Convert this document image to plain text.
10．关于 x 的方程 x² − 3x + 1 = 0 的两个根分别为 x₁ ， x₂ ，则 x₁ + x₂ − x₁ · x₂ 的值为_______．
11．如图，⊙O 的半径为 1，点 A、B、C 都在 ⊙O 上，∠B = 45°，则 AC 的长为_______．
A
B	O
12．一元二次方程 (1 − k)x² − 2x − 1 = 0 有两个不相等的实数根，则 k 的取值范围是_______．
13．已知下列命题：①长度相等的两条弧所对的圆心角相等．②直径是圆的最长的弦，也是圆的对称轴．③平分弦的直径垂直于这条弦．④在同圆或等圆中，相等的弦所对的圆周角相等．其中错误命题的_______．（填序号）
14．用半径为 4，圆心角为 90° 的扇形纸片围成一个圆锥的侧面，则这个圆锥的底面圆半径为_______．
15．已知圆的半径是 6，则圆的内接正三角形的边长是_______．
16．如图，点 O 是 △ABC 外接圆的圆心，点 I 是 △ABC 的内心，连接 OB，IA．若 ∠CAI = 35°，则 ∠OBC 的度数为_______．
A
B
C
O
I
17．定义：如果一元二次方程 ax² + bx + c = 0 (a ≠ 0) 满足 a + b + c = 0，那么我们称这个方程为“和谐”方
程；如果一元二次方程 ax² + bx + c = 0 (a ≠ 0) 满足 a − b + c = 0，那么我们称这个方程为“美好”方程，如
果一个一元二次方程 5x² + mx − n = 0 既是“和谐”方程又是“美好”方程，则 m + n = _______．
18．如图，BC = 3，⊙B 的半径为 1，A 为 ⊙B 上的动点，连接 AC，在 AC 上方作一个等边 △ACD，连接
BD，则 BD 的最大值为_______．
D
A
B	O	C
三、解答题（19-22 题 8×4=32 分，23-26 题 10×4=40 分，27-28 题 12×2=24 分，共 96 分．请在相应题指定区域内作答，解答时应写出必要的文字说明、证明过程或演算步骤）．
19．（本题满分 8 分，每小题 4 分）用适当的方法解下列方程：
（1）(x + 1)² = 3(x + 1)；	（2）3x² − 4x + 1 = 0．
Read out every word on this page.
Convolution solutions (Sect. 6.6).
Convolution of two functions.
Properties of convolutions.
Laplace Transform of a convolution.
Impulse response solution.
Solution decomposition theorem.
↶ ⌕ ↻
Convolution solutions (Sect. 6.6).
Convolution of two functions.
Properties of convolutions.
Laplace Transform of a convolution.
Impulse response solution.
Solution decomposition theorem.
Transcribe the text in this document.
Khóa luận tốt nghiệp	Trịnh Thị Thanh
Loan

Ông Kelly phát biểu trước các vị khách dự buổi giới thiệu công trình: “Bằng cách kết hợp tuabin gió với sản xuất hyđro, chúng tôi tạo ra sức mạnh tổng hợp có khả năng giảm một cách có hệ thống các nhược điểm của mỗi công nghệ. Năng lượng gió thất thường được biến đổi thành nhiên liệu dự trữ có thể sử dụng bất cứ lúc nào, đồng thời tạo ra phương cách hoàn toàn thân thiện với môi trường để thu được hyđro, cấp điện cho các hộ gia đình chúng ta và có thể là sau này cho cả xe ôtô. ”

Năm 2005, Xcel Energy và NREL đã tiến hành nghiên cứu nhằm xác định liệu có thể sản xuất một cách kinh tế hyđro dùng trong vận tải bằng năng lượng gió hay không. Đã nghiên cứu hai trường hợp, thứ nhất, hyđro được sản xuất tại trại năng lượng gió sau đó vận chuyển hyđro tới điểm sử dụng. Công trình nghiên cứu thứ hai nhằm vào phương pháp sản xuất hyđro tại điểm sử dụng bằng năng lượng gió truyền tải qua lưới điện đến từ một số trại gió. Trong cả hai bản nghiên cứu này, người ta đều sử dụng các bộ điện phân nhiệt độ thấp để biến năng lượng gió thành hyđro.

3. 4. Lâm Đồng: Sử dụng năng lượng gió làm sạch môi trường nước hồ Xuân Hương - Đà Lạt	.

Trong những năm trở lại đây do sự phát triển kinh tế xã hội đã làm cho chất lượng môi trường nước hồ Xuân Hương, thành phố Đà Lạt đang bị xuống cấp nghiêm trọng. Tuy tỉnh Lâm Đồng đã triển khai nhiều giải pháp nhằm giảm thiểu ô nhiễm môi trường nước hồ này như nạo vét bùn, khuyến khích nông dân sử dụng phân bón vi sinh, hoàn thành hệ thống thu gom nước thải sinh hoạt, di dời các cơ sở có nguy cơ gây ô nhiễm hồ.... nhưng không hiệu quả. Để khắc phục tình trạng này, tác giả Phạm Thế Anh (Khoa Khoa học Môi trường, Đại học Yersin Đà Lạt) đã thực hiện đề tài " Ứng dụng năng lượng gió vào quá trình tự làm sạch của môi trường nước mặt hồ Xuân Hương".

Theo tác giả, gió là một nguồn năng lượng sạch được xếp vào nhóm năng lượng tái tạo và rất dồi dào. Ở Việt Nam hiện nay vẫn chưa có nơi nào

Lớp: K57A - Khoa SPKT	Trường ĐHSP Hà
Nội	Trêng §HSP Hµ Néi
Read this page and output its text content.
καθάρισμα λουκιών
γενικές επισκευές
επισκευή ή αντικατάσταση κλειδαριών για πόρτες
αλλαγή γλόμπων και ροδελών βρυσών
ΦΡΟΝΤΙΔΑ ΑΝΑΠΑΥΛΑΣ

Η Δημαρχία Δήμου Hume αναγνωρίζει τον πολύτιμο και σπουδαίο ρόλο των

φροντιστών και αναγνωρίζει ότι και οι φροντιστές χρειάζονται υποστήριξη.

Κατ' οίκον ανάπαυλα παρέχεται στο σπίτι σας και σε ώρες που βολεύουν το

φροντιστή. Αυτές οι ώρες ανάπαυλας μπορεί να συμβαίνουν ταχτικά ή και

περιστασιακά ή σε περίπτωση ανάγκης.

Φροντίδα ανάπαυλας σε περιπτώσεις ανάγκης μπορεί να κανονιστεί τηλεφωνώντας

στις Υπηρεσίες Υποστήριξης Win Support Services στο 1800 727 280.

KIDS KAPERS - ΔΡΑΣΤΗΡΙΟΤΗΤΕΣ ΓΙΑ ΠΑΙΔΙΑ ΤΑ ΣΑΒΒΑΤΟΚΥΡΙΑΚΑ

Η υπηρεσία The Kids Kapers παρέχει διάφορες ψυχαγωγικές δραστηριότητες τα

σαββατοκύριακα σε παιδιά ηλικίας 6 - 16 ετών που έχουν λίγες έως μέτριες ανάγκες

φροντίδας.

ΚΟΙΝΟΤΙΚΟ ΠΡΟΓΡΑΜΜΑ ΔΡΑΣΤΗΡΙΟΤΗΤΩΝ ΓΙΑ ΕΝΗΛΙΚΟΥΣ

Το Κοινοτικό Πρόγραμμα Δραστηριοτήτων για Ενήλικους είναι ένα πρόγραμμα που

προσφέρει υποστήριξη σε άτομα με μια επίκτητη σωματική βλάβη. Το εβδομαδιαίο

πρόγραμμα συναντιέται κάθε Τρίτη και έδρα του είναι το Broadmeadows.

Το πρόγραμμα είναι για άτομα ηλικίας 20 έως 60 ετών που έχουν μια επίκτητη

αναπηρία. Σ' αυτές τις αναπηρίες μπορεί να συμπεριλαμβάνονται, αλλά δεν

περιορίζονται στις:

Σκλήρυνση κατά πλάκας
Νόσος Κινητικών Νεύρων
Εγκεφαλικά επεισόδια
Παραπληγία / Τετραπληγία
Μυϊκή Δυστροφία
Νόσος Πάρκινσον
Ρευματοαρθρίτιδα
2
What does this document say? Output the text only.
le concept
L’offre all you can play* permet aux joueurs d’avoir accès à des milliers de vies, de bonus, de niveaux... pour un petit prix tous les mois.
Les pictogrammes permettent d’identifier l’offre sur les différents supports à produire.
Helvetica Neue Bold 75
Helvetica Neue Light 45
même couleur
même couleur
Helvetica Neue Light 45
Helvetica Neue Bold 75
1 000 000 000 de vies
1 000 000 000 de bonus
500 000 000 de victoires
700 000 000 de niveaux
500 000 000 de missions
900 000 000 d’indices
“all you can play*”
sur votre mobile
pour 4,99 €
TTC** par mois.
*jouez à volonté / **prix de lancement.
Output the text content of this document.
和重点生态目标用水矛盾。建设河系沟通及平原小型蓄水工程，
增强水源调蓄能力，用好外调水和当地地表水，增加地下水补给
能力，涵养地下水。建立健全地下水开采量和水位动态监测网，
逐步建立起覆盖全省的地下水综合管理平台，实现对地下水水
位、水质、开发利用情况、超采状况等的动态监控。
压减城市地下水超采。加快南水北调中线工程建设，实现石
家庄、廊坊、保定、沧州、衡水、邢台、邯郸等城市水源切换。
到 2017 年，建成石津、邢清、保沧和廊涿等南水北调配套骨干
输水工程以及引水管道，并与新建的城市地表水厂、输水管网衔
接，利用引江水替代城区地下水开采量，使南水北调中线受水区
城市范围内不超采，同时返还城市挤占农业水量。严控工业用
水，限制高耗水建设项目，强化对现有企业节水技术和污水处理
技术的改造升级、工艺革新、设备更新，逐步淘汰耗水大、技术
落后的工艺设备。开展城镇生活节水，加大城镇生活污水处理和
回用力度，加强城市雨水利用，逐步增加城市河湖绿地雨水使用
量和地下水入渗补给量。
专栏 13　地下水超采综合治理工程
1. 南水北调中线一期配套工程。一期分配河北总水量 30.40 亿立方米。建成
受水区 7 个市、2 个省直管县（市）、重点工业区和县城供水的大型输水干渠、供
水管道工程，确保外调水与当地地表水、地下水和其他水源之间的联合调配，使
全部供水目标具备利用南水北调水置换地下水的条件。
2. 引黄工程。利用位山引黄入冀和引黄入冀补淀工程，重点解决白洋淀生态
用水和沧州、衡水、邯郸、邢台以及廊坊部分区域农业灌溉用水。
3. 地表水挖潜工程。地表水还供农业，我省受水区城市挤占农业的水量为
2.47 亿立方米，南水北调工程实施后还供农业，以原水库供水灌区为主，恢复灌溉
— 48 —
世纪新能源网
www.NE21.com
──────────
YOUR INSTRUCTIONS: Report all lines of the data that include the word "bonus".

SOLUTION FOR THIS PROBLEM:
L’offre all you can play* permet aux joueurs d’avoir accès à des milliers de vies, de bonus, de niveaux... pour un petit prix tous les mois.
1 000 000 000 de bonus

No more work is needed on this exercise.